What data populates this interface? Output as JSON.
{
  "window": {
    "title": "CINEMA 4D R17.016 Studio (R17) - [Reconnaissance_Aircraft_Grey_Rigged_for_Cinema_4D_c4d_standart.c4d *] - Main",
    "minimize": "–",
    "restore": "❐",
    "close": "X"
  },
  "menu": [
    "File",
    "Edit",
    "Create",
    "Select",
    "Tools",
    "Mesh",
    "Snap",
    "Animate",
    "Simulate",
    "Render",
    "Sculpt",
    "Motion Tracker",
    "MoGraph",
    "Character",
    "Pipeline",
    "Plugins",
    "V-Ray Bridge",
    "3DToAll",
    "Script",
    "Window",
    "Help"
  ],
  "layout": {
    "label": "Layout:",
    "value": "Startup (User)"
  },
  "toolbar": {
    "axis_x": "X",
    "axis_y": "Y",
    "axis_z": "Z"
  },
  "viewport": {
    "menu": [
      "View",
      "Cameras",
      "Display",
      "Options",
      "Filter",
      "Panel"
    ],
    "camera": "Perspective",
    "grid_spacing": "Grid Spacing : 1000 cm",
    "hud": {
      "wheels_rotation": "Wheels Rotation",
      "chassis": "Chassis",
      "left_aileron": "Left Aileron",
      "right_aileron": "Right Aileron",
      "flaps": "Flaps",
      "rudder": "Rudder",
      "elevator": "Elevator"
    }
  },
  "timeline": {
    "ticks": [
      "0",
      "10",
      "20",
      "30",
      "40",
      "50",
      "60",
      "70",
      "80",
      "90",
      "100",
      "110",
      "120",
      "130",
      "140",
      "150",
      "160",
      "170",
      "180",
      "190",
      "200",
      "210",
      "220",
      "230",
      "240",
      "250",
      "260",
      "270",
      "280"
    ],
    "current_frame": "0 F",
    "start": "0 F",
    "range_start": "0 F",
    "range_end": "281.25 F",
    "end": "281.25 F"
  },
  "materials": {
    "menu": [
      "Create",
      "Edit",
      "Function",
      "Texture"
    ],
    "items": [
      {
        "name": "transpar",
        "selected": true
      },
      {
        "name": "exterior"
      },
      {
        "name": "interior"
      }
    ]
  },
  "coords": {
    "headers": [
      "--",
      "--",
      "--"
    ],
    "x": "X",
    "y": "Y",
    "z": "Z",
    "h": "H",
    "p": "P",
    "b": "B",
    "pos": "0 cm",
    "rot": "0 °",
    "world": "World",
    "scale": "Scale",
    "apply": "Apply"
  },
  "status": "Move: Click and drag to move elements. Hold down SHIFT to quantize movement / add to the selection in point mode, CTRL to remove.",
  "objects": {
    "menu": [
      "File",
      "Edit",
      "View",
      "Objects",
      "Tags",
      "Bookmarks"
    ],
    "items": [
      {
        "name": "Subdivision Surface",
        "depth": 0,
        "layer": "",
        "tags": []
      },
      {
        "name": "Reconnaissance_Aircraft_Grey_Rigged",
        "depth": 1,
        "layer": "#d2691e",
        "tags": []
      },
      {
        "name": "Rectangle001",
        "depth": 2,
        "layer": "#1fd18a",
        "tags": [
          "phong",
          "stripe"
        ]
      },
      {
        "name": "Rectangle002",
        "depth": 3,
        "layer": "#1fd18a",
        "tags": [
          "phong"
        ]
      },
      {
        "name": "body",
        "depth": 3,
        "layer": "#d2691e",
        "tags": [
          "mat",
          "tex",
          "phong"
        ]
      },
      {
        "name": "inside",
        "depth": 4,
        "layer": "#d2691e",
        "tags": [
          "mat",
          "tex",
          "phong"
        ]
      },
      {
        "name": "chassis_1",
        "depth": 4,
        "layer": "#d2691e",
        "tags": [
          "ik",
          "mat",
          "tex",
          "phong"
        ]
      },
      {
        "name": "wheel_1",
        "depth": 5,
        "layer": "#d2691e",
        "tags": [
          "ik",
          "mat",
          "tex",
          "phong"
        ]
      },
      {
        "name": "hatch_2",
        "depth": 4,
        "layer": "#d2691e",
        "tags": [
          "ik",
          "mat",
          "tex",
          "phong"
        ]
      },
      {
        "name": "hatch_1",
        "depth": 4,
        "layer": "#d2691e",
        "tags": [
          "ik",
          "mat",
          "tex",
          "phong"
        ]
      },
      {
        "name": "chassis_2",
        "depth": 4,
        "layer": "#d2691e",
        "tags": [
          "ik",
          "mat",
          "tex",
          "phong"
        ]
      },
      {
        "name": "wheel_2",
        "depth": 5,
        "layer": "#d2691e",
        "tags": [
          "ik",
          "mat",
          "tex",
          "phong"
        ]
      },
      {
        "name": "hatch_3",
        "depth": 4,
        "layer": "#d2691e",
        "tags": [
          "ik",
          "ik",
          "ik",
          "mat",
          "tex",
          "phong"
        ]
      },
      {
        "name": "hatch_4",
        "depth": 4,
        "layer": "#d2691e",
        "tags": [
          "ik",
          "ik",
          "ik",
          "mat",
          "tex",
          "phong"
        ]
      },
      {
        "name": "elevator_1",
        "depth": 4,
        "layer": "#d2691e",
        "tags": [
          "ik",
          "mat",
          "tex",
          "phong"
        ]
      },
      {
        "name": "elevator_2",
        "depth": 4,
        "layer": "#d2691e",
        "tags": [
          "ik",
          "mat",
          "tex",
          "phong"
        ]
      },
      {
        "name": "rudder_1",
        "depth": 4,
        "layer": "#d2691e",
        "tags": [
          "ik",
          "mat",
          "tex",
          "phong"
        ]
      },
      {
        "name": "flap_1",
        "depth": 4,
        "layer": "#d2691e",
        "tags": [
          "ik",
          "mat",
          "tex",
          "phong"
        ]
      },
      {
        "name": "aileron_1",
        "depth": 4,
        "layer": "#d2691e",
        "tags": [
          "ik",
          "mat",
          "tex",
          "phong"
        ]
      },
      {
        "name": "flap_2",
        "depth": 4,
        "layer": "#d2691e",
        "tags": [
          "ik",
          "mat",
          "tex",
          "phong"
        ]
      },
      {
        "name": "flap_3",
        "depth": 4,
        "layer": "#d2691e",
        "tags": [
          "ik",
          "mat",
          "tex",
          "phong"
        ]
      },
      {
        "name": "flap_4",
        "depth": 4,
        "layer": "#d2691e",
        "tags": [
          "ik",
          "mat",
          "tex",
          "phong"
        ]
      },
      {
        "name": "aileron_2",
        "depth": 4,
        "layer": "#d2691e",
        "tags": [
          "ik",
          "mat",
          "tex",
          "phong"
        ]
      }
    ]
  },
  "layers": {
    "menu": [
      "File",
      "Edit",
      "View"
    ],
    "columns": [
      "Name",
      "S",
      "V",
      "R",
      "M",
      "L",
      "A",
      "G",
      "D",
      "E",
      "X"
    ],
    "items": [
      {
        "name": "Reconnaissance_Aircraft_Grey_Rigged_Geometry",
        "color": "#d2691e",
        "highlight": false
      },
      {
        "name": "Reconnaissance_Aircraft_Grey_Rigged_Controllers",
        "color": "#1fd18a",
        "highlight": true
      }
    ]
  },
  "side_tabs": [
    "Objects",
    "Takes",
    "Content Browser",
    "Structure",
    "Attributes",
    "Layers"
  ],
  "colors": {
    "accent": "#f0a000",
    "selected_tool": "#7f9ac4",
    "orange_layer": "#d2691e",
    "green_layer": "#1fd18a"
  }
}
· · · · · · ·
• Work required
Transcribe the records above exactly as they appear.

• Task result
What data populates this interface? Output as JSON.
{
  "window": {
    "title": "CINEMA 4D R17.016 Studio (R17) - [Reconnaissance_Aircraft_Grey_Rigged_for_Cinema_4D_c4d_standart.c4d *] - Main",
    "minimize": "–",
    "restore": "❐",
    "close": "X"
  },
  "menu": [
    "File",
    "Edit",
    "Create",
    "Select",
    "Tools",
    "Mesh",
    "Snap",
    "Animate",
    "Simulate",
    "Render",
    "Sculpt",
    "Motion Tracker",
    "MoGraph",
    "Character",
    "Pipeline",
    "Plugins",
    "V-Ray Bridge",
    "3DToAll",
    "Script",
    "Window",
    "Help"
  ],
  "layout": {
    "label": "Layout:",
    "value": "Startup (User)"
  },
  "toolbar": {
    "axis_x": "X",
    "axis_y": "Y",
    "axis_z": "Z"
  },
  "viewport": {
    "menu": [
      "View",
      "Cameras",
      "Display",
      "Options",
      "Filter",
      "Panel"
    ],
    "camera": "Perspective",
    "grid_spacing": "Grid Spacing : 1000 cm",
    "hud": {
      "wheels_rotation": "Wheels Rotation",
      "chassis": "Chassis",
      "left_aileron": "Left Aileron",
      "right_aileron": "Right Aileron",
      "flaps": "Flaps",
      "rudder": "Rudder",
      "elevator": "Elevator"
    }
  },
  "timeline": {
    "ticks": [
      "0",
      "10",
      "20",
      "30",
      "40",
      "50",
      "60",
      "70",
      "80",
      "90",
      "100",
      "110",
      "120",
      "130",
      "140",
      "150",
      "160",
      "170",
      "180",
      "190",
      "200",
      "210",
      "220",
      "230",
      "240",
      "250",
      "260",
      "270",
      "280"
    ],
    "current_frame": "0 F",
    "start": "0 F",
    "range_start": "0 F",
    "range_end": "281.25 F",
    "end": "281.25 F"
  },
  "materials": {
    "menu": [
      "Create",
      "Edit",
      "Function",
      "Texture"
    ],
    "items": [
      {
        "name": "transpar",
        "selected": true
      },
      {
        "name": "exterior"
      },
      {
        "name": "interior"
      }
    ]
  },
  "coords": {
    "headers": [
      "--",
      "--",
      "--"
    ],
    "x": "X",
    "y": "Y",
    "z": "Z",
    "h": "H",
    "p": "P",
    "b": "B",
    "pos": "0 cm",
    "rot": "0 °",
    "world": "World",
    "scale": "Scale",
    "apply": "Apply"
  },
  "status": "Move: Click and drag to move elements. Hold down SHIFT to quantize movement / add to the selection in point mode, CTRL to remove.",
  "objects": {
    "menu": [
      "File",
      "Edit",
      "View",
      "Objects",
      "Tags",
      "Bookmarks"
    ],
    "items": [
      {
        "name": "Subdivision Surface",
        "depth": 0,
        "layer": "",
        "tags": []
      },
      {
        "name": "Reconnaissance_Aircraft_Grey_Rigged",
        "depth": 1,
        "layer": "#d2691e",
        "tags": []
      },
      {
        "name": "Rectangle001",
        "depth": 2,
        "layer": "#1fd18a",
        "tags": [
          "phong",
          "stripe"
        ]
      },
      {
        "name": "Rectangle002",
        "depth": 3,
        "layer": "#1fd18a",
        "tags": [
          "phong"
        ]
      },
      {
        "name": "body",
        "depth": 3,
        "layer": "#d2691e",
        "tags": [
          "mat",
          "tex",
          "phong"
        ]
      },
      {
        "name": "inside",
        "depth": 4,
        "layer": "#d2691e",
        "tags": [
          "mat",
          "tex",
          "phong"
        ]
      },
      {
        "name": "chassis_1",
        "depth": 4,
        "layer": "#d2691e",
        "tags": [
          "ik",
          "mat",
          "tex",
          "phong"
        ]
      },
      {
        "name": "wheel_1",
        "depth": 5,
        "layer": "#d2691e",
        "tags": [
          "ik",
          "mat",
          "tex",
          "phong"
        ]
      },
      {
        "name": "hatch_2",
        "depth": 4,
        "layer": "#d2691e",
        "tags": [
          "ik",
          "mat",
          "tex",
          "phong"
        ]
      },
      {
        "name": "hatch_1",
        "depth": 4,
        "layer": "#d2691e",
        "tags": [
          "ik",
          "mat",
          "tex",
          "phong"
        ]
      },
      {
        "name": "chassis_2",
        "depth": 4,
        "layer": "#d2691e",
        "tags": [
          "ik",
          "mat",
          "tex",
          "phong"
        ]
      },
      {
        "name": "wheel_2",
        "depth": 5,
        "layer": "#d2691e",
        "tags": [
          "ik",
          "mat",
          "tex",
          "phong"
        ]
      },
      {
        "name": "hatch_3",
        "depth": 4,
        "layer": "#d2691e",
        "tags": [
          "ik",
          "ik",
          "ik",
          "mat",
          "tex",
          "phong"
        ]
      },
      {
        "name": "hatch_4",
        "depth": 4,
        "layer": "#d2691e",
        "tags": [
          "ik",
          "ik",
          "ik",
          "mat",
          "tex",
          "phong"
        ]
      },
      {
        "name": "elevator_1",
        "depth": 4,
        "layer": "#d2691e",
        "tags": [
          "ik",
          "mat",
          "tex",
          "phong"
        ]
      },
      {
        "name": "elevator_2",
        "depth": 4,
        "layer": "#d2691e",
        "tags": [
          "ik",
          "mat",
          "tex",
          "phong"
        ]
      },
      {
        "name": "rudder_1",
        "depth": 4,
        "layer": "#d2691e",
        "tags": [
          "ik",
          "mat",
          "tex",
          "phong"
        ]
      },
      {
        "name": "flap_1",
        "depth": 4,
        "layer": "#d2691e",
        "tags": [
          "ik",
          "mat",
          "tex",
          "phong"
        ]
      },
      {
        "name": "aileron_1",
        "depth": 4,
        "layer": "#d2691e",
        "tags": [
          "ik",
          "mat",
          "tex",
          "phong"
        ]
      },
      {
        "name": "flap_2",
        "depth": 4,
        "layer": "#d2691e",
        "tags": [
          "ik",
          "mat",
          "tex",
          "phong"
        ]
      },
      {
        "name": "flap_3",
        "depth": 4,
        "layer": "#d2691e",
        "tags": [
          "ik",
          "mat",
          "tex",
          "phong"
        ]
      },
      {
        "name": "flap_4",
        "depth": 4,
        "layer": "#d2691e",
        "tags": [
          "ik",
          "mat",
          "tex",
          "phong"
        ]
      },
      {
        "name": "aileron_2",
        "depth": 4,
        "layer": "#d2691e",
        "tags": [
          "ik",
          "mat",
          "tex",
          "phong"
        ]
      }
    ]
  },
  "layers": {
    "menu": [
      "File",
      "Edit",
      "View"
    ],
    "columns": [
      "Name",
      "S",
      "V",
      "R",
      "M",
      "L",
      "A",
      "G",
      "D",
      "E",
      "X"
    ],
    "items": [
      {
        "name": "Reconnaissance_Aircraft_Grey_Rigged_Geometry",
        "color": "#d2691e",
        "highlight": false
      },
      {
        "name": "Reconnaissance_Aircraft_Grey_Rigged_Controllers",
        "color": "#1fd18a",
        "highlight": true
      }
    ]
  },
  "side_tabs": [
    "Objects",
    "Takes",
    "Content Browser",
    "Structure",
    "Attributes",
    "Layers"
  ],
  "colors": {
    "accent": "#f0a000",
    "selected_tool": "#7f9ac4",
    "orange_layer": "#d2691e",
    "green_layer": "#1fd18a"
  }
}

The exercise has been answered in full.